Set problem: Copy every line of the records below that holds the word "ведущий".

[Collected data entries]
%%
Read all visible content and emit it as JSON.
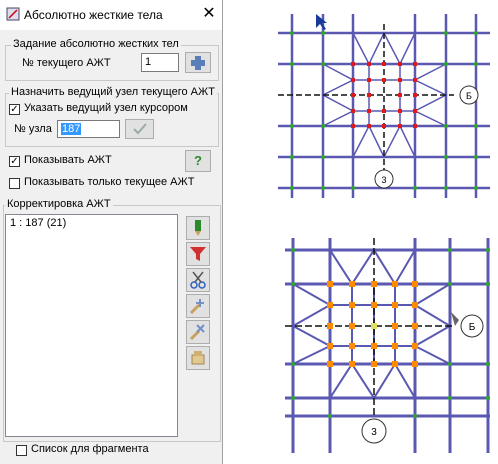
{
  "dialog": {
    "title": "Абсолютно жесткие тела",
    "group_create": {
      "label": "Задание абсолютно жестких тел",
      "current_label": "№ текущего АЖТ",
      "current_value": "1"
    },
    "group_master": {
      "label": "Назначить ведущий узел текущего АЖТ",
      "cursor_checkbox_label": "Указать ведущий узел курсором",
      "cursor_checked": true,
      "node_label": "№ узла",
      "node_value": "187"
    },
    "show_checkbox_label": "Показывать АЖТ",
    "show_checked": true,
    "show_current_label": "Показывать только текущее АЖТ",
    "show_current_checked": false,
    "help_icon_text": "?",
    "correction": {
      "label": "Корректировка АЖТ",
      "items": [
        "1 : 187 (21)"
      ]
    },
    "fragment_checkbox_label": "Список для фрагмента",
    "fragment_checked": false
  },
  "views": {
    "top": {
      "circle_right": "Б",
      "circle_bottom": "3"
    },
    "bottom": {
      "circle_right": "Б",
      "circle_bottom": "3"
    }
  },
  "colors": {
    "grid": "#5a58b0",
    "hinge_top": "#e01a1a",
    "hinge_bottom": "#ff8c00",
    "node": "#2aa82a"
  }
}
%%
Solution for this exercise:
      "label": "Назначить ведущий узел текущего АЖТ",
      "cursor_checkbox_label": "Указать ведущий узел курсором",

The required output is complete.